▼
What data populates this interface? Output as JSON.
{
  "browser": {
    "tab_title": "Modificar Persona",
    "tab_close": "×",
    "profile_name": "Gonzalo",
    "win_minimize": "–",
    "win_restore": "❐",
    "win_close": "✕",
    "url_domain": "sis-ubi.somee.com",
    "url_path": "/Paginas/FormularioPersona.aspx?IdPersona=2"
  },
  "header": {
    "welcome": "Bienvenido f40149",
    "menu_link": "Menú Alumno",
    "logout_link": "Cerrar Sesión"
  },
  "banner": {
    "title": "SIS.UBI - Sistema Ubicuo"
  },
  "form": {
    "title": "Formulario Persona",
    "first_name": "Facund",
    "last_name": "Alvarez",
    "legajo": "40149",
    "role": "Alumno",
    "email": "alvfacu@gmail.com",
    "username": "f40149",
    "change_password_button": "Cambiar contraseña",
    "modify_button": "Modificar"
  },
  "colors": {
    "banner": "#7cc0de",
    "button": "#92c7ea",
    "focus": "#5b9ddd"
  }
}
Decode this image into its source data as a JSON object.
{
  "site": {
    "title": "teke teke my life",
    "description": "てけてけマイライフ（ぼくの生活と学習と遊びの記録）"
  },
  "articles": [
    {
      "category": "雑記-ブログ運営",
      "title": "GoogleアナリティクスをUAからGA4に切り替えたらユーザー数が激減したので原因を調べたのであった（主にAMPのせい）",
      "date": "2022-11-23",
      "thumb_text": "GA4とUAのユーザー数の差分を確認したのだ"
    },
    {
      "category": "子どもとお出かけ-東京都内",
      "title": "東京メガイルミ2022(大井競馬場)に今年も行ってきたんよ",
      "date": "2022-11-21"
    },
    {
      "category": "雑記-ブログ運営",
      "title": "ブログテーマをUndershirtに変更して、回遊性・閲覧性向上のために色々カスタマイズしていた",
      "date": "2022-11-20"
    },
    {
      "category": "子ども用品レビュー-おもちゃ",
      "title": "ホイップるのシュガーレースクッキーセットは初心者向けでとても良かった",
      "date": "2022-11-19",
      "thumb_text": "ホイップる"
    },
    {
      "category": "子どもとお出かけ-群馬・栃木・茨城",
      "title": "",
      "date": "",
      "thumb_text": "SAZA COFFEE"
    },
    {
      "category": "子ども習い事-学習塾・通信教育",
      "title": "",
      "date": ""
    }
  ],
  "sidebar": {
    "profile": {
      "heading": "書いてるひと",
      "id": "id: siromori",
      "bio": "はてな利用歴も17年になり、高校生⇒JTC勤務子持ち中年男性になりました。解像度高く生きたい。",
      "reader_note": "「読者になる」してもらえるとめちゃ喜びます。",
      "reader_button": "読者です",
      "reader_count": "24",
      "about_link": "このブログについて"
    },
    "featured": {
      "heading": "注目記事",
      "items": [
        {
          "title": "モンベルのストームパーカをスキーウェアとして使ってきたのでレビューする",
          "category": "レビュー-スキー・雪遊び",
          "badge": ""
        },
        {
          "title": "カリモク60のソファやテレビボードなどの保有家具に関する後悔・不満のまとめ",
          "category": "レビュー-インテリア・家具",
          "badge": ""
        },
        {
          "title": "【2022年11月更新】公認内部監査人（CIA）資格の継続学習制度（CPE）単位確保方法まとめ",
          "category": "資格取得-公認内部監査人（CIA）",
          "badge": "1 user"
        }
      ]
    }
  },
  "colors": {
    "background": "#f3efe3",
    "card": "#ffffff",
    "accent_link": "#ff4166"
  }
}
▲
## GIVEN REQUEST
The records above are to be repeated exactly, in their entirety.

## ANSWER BELOW
What data populates this interface? Output as JSON.
{
  "browser": {
    "tab_title": "Modificar Persona",
    "tab_close": "×",
    "profile_name": "Gonzalo",
    "win_minimize": "–",
    "win_restore": "❐",
    "win_close": "✕",
    "url_domain": "sis-ubi.somee.com",
    "url_path": "/Paginas/FormularioPersona.aspx?IdPersona=2"
  },
  "header": {
    "welcome": "Bienvenido f40149",
    "menu_link": "Menú Alumno",
    "logout_link": "Cerrar Sesión"
  },
  "banner": {
    "title": "SIS.UBI - Sistema Ubicuo"
  },
  "form": {
    "title": "Formulario Persona",
    "first_name": "Facund",
    "last_name": "Alvarez",
    "legajo": "40149",
    "role": "Alumno",
    "email": "alvfacu@gmail.com",
    "username": "f40149",
    "change_password_button": "Cambiar contraseña",
    "modify_button": "Modificar"
  },
  "colors": {
    "banner": "#7cc0de",
    "button": "#92c7ea",
    "focus": "#5b9ddd"
  }
}
Decode this image into its source data as a JSON object.
{
  "site": {
    "title": "teke teke my life",
    "description": "てけてけマイライフ（ぼくの生活と学習と遊びの記録）"
  },
  "articles": [
    {
      "category": "雑記-ブログ運営",
      "title": "GoogleアナリティクスをUAからGA4に切り替えたらユーザー数が激減したので原因を調べたのであった（主にAMPのせい）",
      "date": "2022-11-23",
      "thumb_text": "GA4とUAのユーザー数の差分を確認したのだ"
    },
    {
      "category": "子どもとお出かけ-東京都内",
      "title": "東京メガイルミ2022(大井競馬場)に今年も行ってきたんよ",
      "date": "2022-11-21"
    },
    {
      "category": "雑記-ブログ運営",
      "title": "ブログテーマをUndershirtに変更して、回遊性・閲覧性向上のために色々カスタマイズしていた",
      "date": "2022-11-20"
    },
    {
      "category": "子ども用品レビュー-おもちゃ",
      "title": "ホイップるのシュガーレースクッキーセットは初心者向けでとても良かった",
      "date": "2022-11-19",
      "thumb_text": "ホイップる"
    },
    {
      "category": "子どもとお出かけ-群馬・栃木・茨城",
      "title": "",
      "date": "",
      "thumb_text": "SAZA COFFEE"
    },
    {
      "category": "子ども習い事-学習塾・通信教育",
      "title": "",
      "date": ""
    }
  ],
  "sidebar": {
    "profile": {
      "heading": "書いてるひと",
      "id": "id: siromori",
      "bio": "はてな利用歴も17年になり、高校生⇒JTC勤務子持ち中年男性になりました。解像度高く生きたい。",
      "reader_note": "「読者になる」してもらえるとめちゃ喜びます。",
      "reader_button": "読者です",
      "reader_count": "24",
      "about_link": "このブログについて"
    },
    "featured": {
      "heading": "注目記事",
      "items": [
        {
          "title": "モンベルのストームパーカをスキーウェアとして使ってきたのでレビューする",
          "category": "レビュー-スキー・雪遊び",
          "badge": ""
        },
        {
          "title": "カリモク60のソファやテレビボードなどの保有家具に関する後悔・不満のまとめ",
          "category": "レビュー-インテリア・家具",
          "badge": ""
        },
        {
          "title": "【2022年11月更新】公認内部監査人（CIA）資格の継続学習制度（CPE）単位確保方法まとめ",
          "category": "資格取得-公認内部監査人（CIA）",
          "badge": "1 user"
        }
      ]
    }
  },
  "colors": {
    "background": "#f3efe3",
    "card": "#ffffff",
    "accent_link": "#ff4166"
  }
}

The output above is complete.